----- Items

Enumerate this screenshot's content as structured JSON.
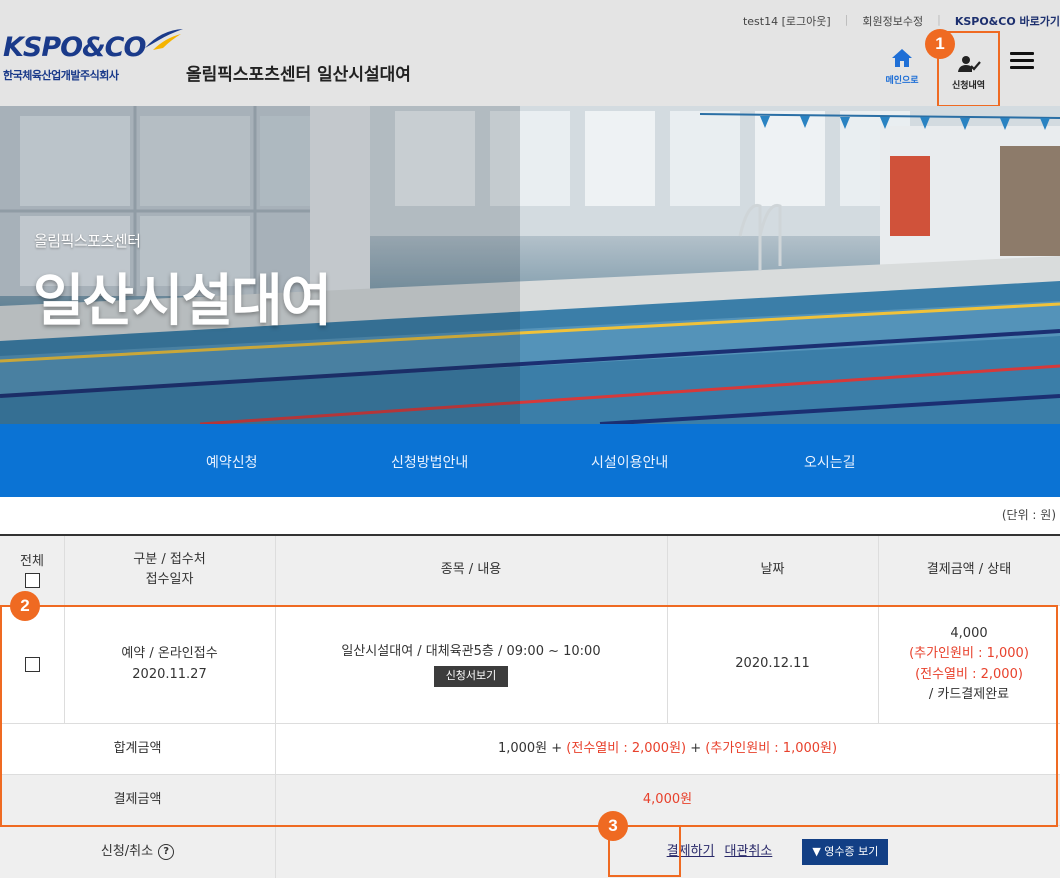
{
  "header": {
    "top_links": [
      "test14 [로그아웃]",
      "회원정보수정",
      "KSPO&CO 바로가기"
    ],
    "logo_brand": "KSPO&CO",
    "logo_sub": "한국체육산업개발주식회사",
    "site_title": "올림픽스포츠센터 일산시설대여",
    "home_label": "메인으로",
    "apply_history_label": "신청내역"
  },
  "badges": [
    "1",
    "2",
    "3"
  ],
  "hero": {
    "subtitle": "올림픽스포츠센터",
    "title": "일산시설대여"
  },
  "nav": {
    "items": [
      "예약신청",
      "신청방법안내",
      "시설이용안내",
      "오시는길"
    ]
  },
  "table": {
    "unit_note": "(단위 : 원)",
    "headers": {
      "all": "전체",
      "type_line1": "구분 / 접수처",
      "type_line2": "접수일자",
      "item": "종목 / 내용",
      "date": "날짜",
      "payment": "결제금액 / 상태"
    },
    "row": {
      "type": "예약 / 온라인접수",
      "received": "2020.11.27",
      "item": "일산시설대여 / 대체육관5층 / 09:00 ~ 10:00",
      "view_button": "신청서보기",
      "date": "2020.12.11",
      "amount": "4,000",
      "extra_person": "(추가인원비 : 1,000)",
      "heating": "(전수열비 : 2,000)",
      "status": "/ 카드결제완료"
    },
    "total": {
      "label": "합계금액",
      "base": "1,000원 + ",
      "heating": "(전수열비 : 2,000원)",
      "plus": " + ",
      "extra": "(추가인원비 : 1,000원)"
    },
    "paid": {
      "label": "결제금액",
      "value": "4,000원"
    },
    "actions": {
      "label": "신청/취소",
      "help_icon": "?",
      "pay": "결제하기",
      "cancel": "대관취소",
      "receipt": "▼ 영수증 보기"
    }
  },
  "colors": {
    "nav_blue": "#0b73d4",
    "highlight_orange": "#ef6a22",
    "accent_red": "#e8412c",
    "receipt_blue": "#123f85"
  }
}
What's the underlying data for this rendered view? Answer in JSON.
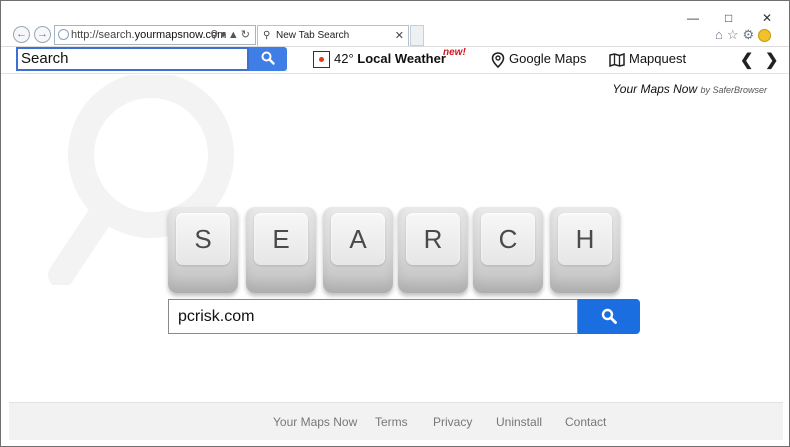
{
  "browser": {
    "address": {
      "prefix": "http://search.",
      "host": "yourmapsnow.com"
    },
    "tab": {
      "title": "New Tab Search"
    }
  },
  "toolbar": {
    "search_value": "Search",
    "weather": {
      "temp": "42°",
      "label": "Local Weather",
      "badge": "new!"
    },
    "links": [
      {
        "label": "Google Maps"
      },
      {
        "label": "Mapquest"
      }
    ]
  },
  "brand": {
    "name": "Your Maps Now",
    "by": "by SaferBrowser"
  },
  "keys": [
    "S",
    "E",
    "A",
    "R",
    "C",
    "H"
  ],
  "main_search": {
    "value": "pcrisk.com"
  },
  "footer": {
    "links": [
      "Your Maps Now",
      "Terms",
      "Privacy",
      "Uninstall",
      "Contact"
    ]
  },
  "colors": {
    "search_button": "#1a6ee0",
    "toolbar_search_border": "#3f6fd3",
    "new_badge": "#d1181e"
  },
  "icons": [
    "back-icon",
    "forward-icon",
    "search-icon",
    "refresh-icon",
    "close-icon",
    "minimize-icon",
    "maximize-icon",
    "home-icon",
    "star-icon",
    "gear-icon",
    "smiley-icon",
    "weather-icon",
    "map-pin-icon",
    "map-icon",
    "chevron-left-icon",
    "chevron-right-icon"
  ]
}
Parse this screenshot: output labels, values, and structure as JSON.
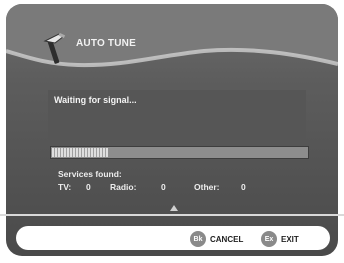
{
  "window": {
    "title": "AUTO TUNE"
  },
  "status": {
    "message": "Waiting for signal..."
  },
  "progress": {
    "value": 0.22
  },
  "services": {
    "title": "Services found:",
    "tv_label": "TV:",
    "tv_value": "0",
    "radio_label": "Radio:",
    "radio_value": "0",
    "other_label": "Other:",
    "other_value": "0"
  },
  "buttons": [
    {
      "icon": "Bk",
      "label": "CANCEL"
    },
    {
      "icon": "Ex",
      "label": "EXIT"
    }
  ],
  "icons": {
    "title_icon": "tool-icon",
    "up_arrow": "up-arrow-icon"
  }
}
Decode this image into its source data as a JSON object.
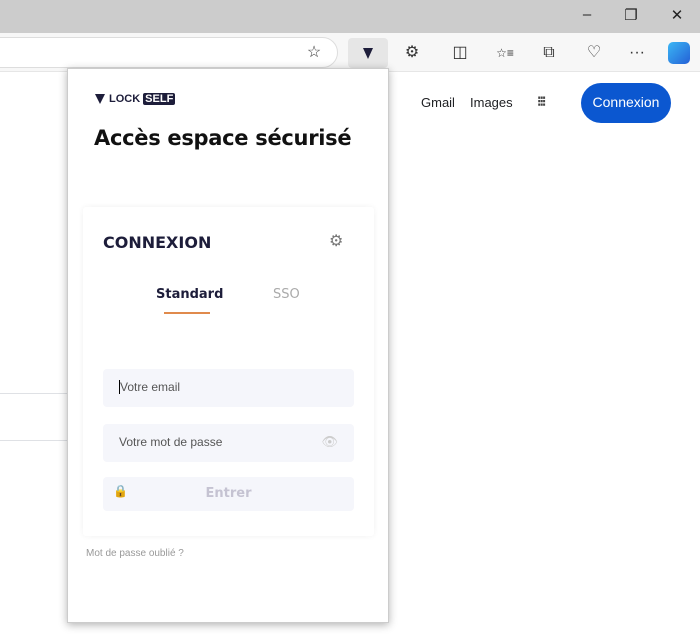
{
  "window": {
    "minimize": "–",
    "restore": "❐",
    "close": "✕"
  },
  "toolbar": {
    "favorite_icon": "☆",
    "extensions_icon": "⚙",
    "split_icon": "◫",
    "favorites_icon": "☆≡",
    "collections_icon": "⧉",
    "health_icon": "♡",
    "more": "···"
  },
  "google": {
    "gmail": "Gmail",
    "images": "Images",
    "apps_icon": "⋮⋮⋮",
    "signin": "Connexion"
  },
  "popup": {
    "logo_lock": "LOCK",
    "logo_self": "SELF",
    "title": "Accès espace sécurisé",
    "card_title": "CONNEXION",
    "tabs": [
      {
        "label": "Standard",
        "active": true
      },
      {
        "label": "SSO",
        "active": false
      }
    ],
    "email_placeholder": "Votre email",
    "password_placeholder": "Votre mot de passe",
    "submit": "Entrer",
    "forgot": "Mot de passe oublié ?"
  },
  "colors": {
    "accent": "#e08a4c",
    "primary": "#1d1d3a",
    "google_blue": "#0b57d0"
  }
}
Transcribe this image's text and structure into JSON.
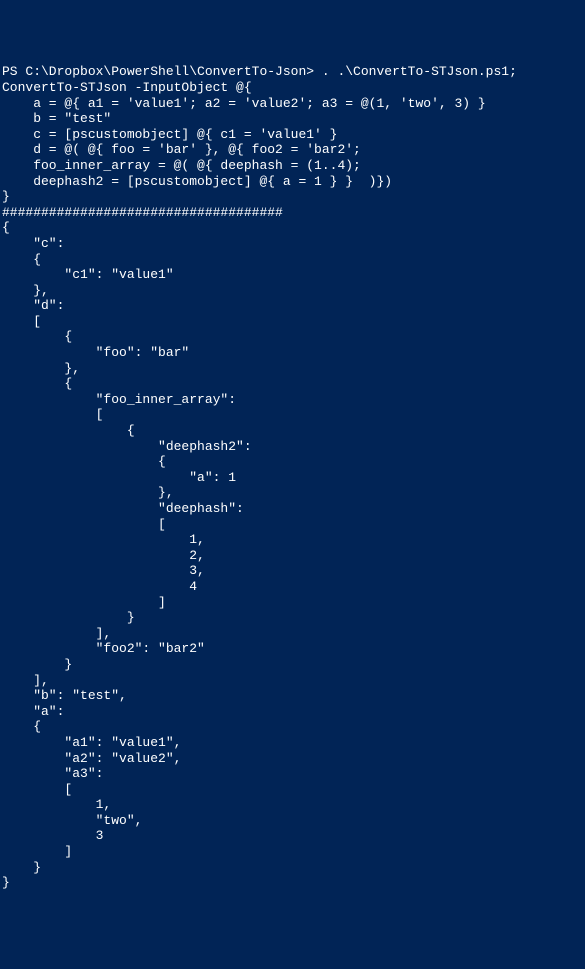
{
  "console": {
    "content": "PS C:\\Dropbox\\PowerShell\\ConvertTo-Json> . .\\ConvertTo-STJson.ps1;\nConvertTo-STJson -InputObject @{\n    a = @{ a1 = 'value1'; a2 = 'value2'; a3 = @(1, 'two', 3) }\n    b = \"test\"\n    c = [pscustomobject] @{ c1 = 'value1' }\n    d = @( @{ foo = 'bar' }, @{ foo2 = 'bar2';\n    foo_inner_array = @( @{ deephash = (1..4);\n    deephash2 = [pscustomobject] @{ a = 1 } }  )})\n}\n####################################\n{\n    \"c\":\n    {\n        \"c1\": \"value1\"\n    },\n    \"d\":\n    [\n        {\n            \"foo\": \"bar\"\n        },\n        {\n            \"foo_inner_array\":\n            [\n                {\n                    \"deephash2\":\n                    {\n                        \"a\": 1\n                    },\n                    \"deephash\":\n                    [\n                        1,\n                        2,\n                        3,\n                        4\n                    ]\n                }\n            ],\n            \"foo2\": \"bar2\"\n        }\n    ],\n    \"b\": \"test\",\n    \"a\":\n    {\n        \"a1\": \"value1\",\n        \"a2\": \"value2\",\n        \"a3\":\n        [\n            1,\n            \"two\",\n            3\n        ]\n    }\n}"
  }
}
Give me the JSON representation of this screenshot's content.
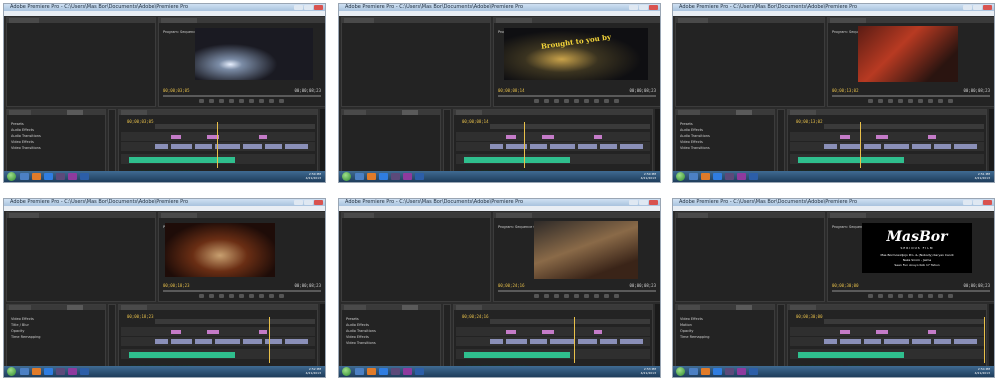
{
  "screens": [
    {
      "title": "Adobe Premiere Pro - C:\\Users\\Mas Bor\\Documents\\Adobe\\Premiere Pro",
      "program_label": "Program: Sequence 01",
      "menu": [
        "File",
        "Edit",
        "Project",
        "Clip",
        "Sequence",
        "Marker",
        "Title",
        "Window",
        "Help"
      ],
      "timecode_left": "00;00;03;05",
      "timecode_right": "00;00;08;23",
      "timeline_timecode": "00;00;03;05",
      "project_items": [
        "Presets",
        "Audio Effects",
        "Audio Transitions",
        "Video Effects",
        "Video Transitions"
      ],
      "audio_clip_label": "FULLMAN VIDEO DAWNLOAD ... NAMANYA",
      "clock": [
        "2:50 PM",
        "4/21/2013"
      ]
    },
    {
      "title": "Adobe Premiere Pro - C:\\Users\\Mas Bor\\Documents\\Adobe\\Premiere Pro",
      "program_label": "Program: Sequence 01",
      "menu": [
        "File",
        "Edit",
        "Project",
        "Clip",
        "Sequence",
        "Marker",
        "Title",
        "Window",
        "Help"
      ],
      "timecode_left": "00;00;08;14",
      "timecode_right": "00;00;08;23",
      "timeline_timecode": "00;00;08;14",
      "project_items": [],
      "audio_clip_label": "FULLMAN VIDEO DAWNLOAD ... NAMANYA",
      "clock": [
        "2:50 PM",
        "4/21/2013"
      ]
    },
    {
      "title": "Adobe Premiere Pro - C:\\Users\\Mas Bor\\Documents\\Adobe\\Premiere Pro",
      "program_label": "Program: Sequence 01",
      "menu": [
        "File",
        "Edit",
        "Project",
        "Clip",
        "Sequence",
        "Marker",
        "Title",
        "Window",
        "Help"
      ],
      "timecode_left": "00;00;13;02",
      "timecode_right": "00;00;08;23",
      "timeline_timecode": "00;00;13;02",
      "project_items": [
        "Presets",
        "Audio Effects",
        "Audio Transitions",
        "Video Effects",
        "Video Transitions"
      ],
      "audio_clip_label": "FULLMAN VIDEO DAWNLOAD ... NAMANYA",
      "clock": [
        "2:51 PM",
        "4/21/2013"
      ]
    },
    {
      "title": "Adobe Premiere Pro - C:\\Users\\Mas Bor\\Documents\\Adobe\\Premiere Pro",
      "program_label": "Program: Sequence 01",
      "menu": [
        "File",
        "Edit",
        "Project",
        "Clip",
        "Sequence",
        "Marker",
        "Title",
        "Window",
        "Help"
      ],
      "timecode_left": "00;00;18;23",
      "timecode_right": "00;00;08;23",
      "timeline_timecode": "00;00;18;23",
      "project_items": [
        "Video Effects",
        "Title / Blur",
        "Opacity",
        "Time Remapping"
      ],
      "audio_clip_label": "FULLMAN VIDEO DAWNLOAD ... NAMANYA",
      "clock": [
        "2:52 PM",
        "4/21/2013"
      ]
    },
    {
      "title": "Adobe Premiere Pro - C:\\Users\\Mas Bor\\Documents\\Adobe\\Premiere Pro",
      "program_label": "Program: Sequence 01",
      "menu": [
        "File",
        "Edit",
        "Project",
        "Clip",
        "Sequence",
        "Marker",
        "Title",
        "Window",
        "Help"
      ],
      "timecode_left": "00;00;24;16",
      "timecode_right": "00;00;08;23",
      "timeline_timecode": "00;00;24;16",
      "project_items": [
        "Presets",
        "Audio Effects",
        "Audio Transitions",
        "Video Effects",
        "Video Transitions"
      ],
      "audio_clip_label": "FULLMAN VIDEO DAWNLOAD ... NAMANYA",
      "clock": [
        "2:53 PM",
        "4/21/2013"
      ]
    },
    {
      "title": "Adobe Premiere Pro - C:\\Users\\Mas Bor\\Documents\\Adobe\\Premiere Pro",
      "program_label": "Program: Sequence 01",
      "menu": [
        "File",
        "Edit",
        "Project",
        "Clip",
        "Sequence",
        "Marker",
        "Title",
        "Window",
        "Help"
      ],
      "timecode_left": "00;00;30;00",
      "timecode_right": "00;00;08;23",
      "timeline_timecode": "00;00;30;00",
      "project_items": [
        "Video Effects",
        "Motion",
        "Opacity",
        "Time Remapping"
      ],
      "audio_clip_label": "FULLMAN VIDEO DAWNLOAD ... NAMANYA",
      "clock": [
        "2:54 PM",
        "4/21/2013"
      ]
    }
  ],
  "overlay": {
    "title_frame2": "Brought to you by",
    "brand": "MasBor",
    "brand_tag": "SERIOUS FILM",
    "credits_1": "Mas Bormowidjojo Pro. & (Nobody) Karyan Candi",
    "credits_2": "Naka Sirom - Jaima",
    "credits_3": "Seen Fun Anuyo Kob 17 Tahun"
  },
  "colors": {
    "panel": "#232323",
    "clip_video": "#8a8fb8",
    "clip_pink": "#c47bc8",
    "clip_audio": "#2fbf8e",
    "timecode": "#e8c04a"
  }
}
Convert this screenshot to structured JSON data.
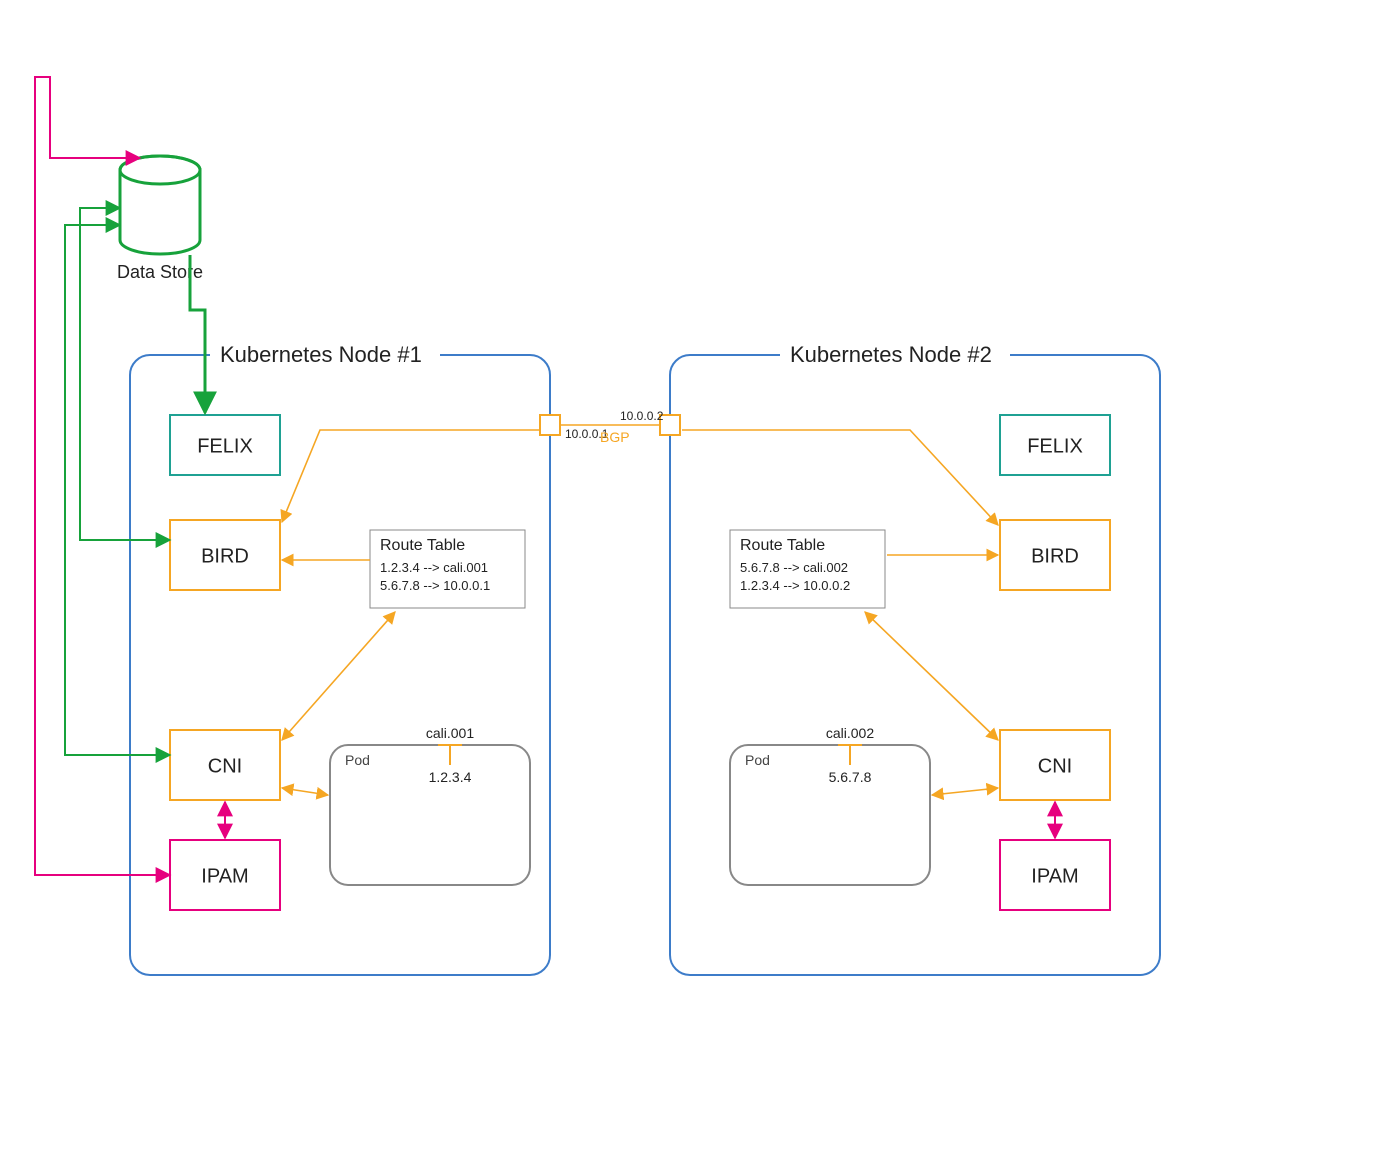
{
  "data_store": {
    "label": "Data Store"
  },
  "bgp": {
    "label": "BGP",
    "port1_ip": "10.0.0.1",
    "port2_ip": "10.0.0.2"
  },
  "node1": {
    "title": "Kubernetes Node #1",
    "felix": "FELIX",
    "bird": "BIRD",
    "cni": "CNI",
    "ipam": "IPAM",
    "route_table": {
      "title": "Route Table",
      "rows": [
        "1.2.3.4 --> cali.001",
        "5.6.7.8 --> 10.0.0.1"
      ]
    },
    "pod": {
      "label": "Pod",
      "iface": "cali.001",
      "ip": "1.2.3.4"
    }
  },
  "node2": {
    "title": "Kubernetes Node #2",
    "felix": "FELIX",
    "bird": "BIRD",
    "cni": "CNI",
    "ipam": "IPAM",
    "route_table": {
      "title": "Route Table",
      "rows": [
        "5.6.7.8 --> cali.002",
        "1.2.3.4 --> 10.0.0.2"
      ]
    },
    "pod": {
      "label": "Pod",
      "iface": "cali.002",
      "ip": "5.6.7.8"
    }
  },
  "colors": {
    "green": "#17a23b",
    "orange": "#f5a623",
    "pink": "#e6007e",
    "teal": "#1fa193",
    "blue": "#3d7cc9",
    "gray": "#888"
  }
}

----------

(Exercise requirements) Using the records above, gather all lines where the string "전수열비" is present.

(Answer below)
      "heating": "(전수열비 : 2,000)",
      "heating": "(전수열비 : 2,000원)",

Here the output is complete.